=== GOAL ===
From the entries below, count every line that contains the word "legend". Please give the number and nothing else.

=== AVAILABLE DATA ===

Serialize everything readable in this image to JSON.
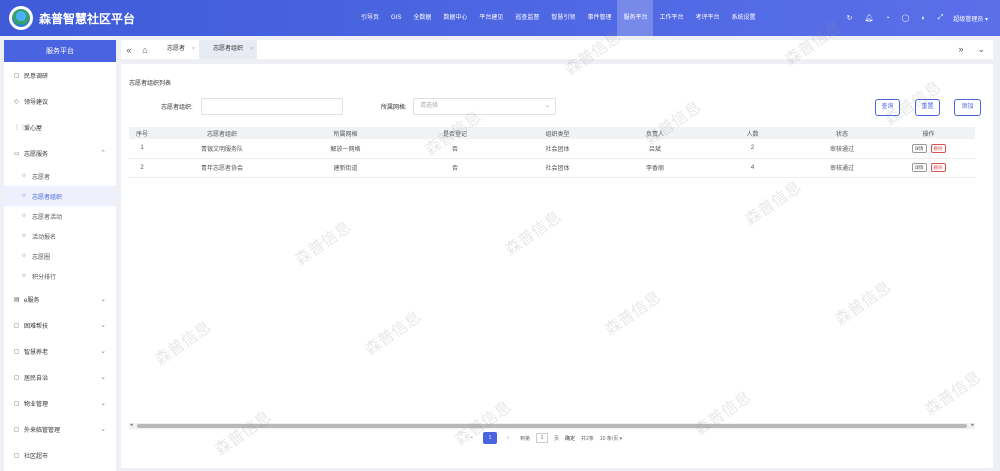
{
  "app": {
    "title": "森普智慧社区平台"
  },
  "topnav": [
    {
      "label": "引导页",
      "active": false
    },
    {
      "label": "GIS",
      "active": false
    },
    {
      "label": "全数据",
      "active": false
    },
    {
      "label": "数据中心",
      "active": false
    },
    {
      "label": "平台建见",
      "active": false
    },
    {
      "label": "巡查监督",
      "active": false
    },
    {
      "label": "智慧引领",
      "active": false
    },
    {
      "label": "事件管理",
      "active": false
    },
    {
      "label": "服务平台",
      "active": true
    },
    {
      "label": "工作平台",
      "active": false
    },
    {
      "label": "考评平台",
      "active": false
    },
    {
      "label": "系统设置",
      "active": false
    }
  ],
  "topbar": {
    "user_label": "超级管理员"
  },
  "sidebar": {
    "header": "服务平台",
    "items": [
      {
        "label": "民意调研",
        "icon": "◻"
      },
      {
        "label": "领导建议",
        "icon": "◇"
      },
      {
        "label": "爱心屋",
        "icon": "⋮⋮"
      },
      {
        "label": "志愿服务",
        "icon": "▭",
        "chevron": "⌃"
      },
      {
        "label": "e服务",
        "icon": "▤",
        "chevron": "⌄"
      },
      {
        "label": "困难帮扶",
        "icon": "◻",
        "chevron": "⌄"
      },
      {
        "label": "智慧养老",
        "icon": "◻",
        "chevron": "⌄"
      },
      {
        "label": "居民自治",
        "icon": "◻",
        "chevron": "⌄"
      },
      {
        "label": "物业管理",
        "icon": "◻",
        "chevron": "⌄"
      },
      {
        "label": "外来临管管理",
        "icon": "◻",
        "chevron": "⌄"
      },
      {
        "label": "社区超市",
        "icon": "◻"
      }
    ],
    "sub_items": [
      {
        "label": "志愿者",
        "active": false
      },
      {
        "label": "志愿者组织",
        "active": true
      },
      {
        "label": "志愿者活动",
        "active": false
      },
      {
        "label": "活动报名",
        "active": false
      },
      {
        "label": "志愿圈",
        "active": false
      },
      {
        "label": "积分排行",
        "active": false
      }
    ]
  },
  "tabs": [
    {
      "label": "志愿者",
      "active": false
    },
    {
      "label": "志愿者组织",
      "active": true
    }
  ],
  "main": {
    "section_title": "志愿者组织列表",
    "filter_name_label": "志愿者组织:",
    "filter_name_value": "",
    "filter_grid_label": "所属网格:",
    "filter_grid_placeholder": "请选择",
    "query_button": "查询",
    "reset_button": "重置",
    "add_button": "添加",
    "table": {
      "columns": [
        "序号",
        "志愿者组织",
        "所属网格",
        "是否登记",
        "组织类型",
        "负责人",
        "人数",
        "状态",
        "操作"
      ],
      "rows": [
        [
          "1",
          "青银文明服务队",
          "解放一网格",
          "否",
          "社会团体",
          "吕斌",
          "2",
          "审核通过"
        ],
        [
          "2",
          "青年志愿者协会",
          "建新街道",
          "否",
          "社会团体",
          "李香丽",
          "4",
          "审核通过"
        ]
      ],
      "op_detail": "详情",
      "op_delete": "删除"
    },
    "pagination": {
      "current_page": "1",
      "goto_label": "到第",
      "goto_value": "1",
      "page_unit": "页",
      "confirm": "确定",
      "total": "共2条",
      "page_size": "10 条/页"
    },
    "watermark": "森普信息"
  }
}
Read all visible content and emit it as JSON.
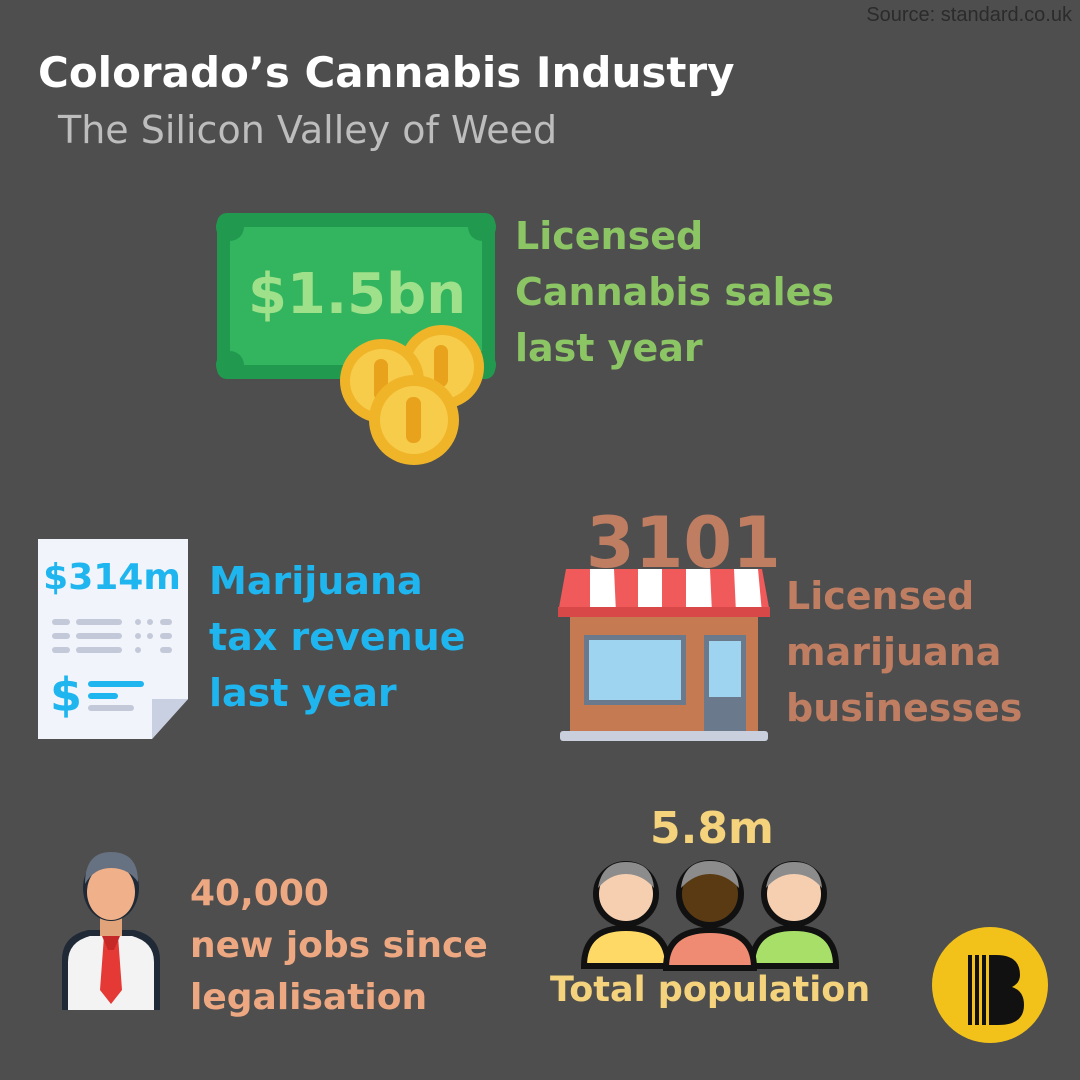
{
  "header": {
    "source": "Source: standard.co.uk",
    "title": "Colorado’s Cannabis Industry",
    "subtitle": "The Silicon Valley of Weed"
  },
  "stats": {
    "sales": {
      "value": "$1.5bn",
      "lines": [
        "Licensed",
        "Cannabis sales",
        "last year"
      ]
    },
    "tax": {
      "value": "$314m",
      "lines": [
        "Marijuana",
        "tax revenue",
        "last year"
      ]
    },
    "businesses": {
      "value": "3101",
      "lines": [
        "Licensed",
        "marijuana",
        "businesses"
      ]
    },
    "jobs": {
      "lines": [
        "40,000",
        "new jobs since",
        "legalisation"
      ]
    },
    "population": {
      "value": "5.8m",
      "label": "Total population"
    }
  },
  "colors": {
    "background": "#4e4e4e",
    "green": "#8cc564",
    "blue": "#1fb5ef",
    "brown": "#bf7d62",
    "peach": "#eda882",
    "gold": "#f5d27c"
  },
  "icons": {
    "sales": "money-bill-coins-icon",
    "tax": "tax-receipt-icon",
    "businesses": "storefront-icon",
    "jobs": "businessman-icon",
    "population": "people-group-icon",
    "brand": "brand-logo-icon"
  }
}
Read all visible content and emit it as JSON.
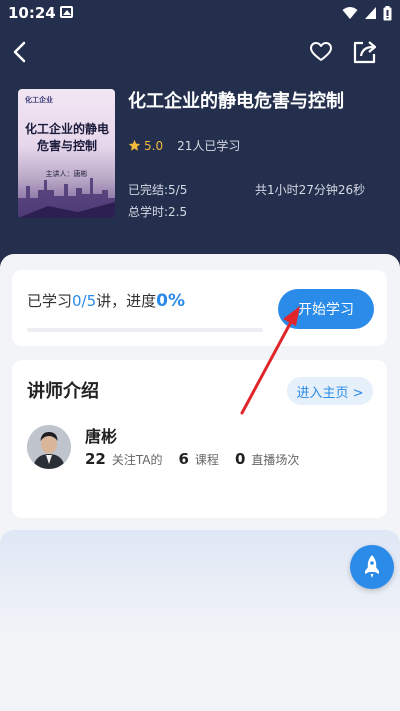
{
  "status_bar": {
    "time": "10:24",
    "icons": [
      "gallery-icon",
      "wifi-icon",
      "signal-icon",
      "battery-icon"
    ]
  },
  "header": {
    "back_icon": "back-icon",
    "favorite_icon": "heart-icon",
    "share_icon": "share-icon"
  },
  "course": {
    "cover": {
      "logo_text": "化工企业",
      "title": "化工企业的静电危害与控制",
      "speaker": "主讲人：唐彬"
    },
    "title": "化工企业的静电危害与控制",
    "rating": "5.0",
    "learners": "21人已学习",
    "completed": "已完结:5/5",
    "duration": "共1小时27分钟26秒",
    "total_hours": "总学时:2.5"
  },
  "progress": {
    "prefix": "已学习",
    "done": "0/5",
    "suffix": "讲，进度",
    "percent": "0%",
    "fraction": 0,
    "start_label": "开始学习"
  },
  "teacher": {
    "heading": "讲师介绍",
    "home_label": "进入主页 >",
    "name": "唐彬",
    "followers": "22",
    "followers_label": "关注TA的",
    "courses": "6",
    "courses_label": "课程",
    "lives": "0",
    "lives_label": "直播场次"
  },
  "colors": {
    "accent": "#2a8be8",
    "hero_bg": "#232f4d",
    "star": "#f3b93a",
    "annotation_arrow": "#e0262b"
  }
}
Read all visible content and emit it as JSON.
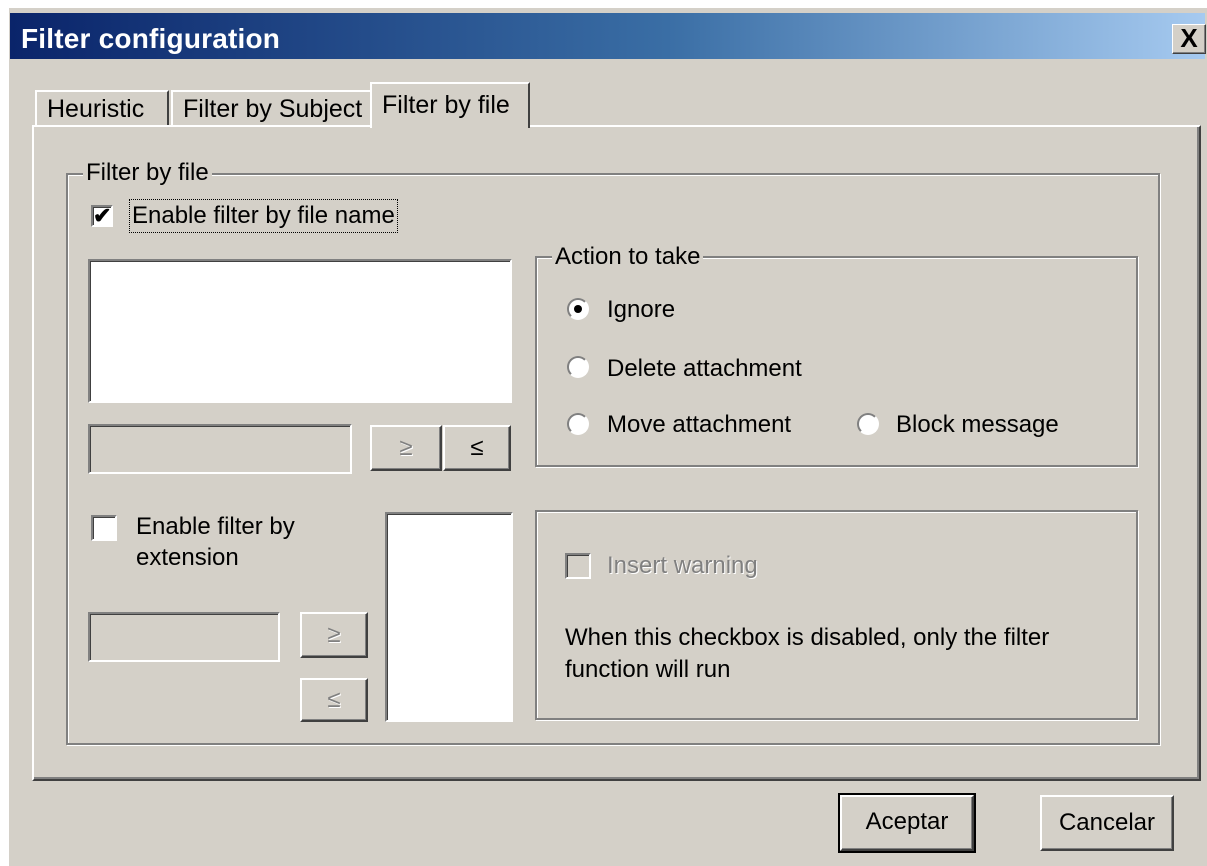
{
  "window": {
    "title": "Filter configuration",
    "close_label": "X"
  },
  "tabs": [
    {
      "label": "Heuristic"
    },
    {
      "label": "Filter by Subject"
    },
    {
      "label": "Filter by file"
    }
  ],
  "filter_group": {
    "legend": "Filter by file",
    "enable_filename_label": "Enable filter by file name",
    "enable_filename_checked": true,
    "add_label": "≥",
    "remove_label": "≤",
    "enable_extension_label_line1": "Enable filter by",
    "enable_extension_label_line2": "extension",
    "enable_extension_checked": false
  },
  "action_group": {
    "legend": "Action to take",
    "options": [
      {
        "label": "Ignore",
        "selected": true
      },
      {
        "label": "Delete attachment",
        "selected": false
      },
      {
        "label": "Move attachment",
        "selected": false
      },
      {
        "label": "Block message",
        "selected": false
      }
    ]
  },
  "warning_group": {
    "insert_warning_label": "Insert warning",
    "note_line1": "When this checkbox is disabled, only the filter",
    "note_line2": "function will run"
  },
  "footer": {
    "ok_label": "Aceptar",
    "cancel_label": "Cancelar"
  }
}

=== RESULT FOR THIS TASK ===
2